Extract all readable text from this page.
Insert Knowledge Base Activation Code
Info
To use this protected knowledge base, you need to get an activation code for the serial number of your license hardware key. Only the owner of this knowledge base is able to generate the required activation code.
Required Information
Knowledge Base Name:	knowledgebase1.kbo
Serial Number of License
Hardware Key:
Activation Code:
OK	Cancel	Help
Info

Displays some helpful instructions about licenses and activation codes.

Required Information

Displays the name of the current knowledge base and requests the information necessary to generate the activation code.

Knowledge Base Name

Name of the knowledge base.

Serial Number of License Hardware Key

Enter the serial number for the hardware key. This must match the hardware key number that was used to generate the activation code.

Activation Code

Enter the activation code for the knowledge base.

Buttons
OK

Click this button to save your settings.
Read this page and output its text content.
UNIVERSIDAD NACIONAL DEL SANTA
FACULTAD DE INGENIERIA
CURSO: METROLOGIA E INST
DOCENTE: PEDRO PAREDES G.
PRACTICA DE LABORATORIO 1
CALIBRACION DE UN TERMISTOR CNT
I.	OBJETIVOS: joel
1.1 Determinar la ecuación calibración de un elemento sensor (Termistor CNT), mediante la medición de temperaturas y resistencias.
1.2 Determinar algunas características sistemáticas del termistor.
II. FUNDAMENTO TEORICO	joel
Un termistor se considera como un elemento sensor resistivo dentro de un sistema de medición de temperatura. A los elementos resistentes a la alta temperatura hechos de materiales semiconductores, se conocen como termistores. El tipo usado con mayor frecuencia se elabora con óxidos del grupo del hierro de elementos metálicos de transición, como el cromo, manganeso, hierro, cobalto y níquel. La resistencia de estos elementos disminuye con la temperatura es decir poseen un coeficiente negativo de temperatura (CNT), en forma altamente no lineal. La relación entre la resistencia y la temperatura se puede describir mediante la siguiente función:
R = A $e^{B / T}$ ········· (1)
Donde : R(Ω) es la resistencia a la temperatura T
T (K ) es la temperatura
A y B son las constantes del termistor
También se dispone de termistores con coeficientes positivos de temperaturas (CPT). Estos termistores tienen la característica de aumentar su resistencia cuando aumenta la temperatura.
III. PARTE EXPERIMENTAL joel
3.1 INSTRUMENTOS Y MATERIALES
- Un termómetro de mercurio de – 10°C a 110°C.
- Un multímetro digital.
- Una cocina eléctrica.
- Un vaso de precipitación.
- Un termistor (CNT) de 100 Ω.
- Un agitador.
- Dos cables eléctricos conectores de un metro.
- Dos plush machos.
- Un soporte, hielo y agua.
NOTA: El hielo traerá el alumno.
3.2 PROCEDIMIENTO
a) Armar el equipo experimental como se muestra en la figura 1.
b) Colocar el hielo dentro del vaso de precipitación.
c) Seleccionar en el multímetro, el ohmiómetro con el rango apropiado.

--- WHAT YOU WILL DO ---
Return every record, word for word.

--- FINISHED EXERCISE ---
Extract all readable text from this page.
Insert Knowledge Base Activation Code
Info
To use this protected knowledge base, you need to get an activation code for the serial number of your license hardware key. Only the owner of this knowledge base is able to generate the required activation code.
Required Information
Knowledge Base Name:	knowledgebase1.kbo
Serial Number of License
Hardware Key:
Activation Code:
OK	Cancel	Help
Info

Displays some helpful instructions about licenses and activation codes.

Required Information

Displays the name of the current knowledge base and requests the information necessary to generate the activation code.

Knowledge Base Name

Name of the knowledge base.

Serial Number of License Hardware Key

Enter the serial number for the hardware key. This must match the hardware key number that was used to generate the activation code.

Activation Code

Enter the activation code for the knowledge base.

Buttons
OK

Click this button to save your settings.
Read this page and output its text content.
UNIVERSIDAD NACIONAL DEL SANTA
FACULTAD DE INGENIERIA
CURSO: METROLOGIA E INST
DOCENTE: PEDRO PAREDES G.
PRACTICA DE LABORATORIO 1
CALIBRACION DE UN TERMISTOR CNT
I.	OBJETIVOS: joel
1.1 Determinar la ecuación calibración de un elemento sensor (Termistor CNT), mediante la medición de temperaturas y resistencias.
1.2 Determinar algunas características sistemáticas del termistor.
II. FUNDAMENTO TEORICO	joel
Un termistor se considera como un elemento sensor resistivo dentro de un sistema de medición de temperatura. A los elementos resistentes a la alta temperatura hechos de materiales semiconductores, se conocen como termistores. El tipo usado con mayor frecuencia se elabora con óxidos del grupo del hierro de elementos metálicos de transición, como el cromo, manganeso, hierro, cobalto y níquel. La resistencia de estos elementos disminuye con la temperatura es decir poseen un coeficiente negativo de temperatura (CNT), en forma altamente no lineal. La relación entre la resistencia y la temperatura se puede describir mediante la siguiente función:
R = A $e^{B / T}$ ········· (1)
Donde : R(Ω) es la resistencia a la temperatura T
T (K ) es la temperatura
A y B son las constantes del termistor
También se dispone de termistores con coeficientes positivos de temperaturas (CPT). Estos termistores tienen la característica de aumentar su resistencia cuando aumenta la temperatura.
III. PARTE EXPERIMENTAL joel
3.1 INSTRUMENTOS Y MATERIALES
- Un termómetro de mercurio de – 10°C a 110°C.
- Un multímetro digital.
- Una cocina eléctrica.
- Un vaso de precipitación.
- Un termistor (CNT) de 100 Ω.
- Un agitador.
- Dos cables eléctricos conectores de un metro.
- Dos plush machos.
- Un soporte, hielo y agua.
NOTA: El hielo traerá el alumno.
3.2 PROCEDIMIENTO
a) Armar el equipo experimental como se muestra en la figura 1.
b) Colocar el hielo dentro del vaso de precipitación.
c) Seleccionar en el multímetro, el ohmiómetro con el rango apropiado.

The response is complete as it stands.